- **Stated exercise**
Below are the records; pull every line that includes "Many".

Raw records
□ □ □ □
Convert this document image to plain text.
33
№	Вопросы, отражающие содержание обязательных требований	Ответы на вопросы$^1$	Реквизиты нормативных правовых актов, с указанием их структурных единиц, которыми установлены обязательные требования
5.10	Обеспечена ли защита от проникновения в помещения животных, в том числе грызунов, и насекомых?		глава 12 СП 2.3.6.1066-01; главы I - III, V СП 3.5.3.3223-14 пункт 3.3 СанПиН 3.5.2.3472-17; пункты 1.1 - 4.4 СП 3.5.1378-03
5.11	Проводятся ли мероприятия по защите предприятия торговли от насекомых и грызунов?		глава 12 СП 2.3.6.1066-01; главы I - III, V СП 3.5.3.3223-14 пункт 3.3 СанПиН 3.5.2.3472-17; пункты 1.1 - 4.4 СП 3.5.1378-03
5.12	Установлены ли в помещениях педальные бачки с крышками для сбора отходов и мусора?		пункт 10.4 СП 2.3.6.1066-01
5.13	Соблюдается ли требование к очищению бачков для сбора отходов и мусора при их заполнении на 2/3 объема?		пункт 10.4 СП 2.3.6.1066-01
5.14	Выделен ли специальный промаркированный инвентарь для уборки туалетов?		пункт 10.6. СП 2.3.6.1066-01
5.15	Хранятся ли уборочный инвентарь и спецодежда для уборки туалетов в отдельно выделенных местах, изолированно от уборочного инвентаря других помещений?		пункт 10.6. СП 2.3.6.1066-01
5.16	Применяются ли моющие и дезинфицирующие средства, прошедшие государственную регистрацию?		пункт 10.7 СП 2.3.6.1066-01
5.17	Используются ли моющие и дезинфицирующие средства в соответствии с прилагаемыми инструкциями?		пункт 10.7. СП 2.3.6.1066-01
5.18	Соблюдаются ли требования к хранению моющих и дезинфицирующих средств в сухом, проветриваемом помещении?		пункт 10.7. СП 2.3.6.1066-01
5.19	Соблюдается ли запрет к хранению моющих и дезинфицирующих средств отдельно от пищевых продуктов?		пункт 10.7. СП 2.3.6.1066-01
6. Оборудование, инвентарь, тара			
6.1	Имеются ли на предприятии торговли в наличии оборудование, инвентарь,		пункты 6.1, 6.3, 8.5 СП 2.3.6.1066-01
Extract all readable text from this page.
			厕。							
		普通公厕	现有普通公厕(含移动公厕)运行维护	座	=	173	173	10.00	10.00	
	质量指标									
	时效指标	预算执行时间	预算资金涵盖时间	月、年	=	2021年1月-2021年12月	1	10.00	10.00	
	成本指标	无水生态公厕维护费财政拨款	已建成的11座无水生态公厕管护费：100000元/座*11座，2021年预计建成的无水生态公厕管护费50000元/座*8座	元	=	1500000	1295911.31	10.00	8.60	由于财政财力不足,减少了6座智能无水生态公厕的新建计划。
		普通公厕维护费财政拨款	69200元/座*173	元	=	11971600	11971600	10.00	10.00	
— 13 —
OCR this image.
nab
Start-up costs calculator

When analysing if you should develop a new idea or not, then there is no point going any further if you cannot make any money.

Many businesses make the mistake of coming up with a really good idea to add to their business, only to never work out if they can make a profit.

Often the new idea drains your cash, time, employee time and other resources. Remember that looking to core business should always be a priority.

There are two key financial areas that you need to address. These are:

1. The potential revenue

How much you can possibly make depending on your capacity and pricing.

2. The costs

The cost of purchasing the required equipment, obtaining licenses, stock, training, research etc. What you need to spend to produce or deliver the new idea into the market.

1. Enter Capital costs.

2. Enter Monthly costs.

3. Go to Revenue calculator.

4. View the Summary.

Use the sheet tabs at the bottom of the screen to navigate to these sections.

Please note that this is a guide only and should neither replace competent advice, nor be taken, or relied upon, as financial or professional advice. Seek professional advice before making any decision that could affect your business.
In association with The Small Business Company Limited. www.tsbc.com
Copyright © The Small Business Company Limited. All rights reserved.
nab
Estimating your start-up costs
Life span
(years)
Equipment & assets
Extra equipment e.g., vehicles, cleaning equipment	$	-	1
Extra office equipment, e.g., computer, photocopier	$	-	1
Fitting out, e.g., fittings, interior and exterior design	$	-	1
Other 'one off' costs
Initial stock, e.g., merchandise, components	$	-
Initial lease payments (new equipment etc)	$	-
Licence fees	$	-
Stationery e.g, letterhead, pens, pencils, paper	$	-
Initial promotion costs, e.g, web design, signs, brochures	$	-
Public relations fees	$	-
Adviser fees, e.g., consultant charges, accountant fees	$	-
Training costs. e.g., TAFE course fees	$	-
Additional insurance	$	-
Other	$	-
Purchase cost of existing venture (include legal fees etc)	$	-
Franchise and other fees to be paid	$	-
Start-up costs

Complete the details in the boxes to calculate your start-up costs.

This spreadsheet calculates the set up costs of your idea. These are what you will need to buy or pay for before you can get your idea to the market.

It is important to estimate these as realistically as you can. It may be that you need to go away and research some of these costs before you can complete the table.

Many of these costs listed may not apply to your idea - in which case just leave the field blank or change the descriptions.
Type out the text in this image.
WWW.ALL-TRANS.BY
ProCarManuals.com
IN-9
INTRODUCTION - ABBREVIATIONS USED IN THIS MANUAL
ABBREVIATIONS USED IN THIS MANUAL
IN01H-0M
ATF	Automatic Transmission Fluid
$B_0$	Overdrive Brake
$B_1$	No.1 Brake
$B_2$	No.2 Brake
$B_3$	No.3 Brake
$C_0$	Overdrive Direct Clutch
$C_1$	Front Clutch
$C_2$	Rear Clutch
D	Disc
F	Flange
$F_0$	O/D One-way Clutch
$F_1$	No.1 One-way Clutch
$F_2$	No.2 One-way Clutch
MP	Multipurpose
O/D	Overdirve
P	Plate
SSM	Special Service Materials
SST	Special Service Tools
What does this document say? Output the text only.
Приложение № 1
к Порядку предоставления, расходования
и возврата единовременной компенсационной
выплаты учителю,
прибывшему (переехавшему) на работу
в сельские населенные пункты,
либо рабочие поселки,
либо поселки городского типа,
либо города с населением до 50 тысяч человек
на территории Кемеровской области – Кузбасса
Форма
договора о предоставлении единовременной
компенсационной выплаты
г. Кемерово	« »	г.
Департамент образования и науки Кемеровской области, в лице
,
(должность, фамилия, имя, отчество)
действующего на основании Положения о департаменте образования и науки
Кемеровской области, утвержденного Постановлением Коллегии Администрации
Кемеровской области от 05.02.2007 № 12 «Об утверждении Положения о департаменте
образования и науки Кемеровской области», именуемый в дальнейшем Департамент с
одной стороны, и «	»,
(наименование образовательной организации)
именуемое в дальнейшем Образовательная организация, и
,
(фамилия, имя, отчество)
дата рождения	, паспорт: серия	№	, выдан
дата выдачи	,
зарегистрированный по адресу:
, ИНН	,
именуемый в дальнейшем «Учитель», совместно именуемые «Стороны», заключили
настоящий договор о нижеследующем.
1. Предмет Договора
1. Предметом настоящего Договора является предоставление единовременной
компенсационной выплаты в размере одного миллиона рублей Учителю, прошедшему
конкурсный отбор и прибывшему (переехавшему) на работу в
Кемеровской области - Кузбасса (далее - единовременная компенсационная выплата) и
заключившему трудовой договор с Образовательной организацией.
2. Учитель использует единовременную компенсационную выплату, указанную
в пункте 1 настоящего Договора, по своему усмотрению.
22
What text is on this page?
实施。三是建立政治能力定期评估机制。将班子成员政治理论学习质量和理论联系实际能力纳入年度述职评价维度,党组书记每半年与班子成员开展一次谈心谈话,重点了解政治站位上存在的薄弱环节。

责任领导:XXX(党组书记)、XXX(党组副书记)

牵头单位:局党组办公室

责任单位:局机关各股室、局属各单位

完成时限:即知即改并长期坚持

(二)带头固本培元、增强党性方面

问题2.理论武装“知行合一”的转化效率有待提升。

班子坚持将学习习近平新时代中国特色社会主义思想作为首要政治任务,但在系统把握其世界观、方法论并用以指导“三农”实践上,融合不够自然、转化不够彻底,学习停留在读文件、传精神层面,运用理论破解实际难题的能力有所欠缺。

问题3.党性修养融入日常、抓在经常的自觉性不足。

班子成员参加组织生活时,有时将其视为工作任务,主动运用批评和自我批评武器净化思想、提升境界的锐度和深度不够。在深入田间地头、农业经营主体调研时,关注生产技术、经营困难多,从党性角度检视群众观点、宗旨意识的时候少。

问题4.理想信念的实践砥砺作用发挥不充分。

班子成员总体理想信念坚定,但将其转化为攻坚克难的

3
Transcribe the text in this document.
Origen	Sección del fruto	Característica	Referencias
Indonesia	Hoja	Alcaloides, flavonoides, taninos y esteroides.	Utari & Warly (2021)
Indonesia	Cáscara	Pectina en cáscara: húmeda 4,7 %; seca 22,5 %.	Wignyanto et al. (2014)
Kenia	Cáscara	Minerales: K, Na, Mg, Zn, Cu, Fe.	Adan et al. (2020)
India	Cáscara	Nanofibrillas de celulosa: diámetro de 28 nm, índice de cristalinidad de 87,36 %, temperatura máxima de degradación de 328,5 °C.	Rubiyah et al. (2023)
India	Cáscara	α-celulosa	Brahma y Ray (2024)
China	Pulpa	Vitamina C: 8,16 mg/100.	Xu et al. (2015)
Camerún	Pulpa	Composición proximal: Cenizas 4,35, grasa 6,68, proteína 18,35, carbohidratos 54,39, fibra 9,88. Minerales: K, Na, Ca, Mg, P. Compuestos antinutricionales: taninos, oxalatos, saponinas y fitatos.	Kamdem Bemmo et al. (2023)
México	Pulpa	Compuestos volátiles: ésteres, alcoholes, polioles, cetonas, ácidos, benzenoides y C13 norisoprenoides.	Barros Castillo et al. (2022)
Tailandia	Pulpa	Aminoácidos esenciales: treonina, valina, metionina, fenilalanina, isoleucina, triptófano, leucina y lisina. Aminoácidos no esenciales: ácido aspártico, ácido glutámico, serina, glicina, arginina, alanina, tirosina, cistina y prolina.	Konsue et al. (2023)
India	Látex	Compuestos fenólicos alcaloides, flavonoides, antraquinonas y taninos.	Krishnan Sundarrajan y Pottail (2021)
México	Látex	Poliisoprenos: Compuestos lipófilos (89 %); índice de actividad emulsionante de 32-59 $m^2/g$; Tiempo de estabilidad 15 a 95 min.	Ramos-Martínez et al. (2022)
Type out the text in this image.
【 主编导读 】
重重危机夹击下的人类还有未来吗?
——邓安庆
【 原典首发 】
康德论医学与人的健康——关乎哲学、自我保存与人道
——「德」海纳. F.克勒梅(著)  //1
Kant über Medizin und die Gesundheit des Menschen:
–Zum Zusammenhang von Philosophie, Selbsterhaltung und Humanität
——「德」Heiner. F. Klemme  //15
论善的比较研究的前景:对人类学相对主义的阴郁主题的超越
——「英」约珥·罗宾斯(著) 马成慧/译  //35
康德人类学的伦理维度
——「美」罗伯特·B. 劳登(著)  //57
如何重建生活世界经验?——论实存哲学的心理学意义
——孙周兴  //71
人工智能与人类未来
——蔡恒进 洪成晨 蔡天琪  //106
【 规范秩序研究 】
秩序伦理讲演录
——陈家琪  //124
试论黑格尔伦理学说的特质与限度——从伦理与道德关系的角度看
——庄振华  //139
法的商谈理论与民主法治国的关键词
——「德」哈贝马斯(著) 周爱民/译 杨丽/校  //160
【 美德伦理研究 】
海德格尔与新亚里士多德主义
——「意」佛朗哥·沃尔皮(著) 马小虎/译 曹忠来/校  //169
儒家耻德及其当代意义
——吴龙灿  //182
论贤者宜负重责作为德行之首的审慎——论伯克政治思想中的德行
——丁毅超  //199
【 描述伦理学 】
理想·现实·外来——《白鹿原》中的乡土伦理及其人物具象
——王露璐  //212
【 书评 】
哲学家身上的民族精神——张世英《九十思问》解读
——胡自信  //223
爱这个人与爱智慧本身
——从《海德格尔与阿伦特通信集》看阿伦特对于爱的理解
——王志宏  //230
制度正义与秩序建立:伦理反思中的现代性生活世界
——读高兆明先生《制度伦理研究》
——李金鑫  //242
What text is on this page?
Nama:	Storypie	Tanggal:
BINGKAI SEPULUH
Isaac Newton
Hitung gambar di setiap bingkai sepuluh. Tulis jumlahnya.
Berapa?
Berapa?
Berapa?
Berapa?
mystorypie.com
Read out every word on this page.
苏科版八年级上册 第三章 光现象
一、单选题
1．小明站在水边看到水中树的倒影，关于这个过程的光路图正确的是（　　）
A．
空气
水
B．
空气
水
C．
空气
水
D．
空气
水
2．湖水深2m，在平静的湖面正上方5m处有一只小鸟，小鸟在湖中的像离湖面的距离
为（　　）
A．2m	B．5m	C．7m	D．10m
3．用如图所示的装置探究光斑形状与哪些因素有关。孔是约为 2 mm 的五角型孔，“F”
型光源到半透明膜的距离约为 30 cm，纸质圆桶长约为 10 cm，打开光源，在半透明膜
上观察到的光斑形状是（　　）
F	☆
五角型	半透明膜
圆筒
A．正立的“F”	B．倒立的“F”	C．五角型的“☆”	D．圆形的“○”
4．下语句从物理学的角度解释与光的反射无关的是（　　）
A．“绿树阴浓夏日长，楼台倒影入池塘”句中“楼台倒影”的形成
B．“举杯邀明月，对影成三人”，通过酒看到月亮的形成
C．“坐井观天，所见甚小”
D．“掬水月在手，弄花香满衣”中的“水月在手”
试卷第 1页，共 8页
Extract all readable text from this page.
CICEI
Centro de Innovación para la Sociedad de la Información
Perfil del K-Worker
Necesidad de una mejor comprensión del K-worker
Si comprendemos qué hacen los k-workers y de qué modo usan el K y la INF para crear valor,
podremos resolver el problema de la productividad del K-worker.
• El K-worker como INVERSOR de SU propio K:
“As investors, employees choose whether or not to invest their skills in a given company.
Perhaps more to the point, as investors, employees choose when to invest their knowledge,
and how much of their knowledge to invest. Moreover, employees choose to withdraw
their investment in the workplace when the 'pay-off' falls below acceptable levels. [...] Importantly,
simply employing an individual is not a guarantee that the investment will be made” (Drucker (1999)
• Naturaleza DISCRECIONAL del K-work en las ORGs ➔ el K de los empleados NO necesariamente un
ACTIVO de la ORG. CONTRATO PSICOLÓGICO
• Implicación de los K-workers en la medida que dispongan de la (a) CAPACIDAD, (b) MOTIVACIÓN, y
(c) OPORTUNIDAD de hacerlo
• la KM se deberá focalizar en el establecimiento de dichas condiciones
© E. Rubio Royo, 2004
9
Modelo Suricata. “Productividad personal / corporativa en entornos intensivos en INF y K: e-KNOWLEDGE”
□ □ □ □
- **Answer below**
Many businesses make the mistake of coming up with a really good idea to add to their business, only to never work out if they can make a profit.
Many of these costs listed may not apply to your idea - in which case just leave the field blank or change the descriptions.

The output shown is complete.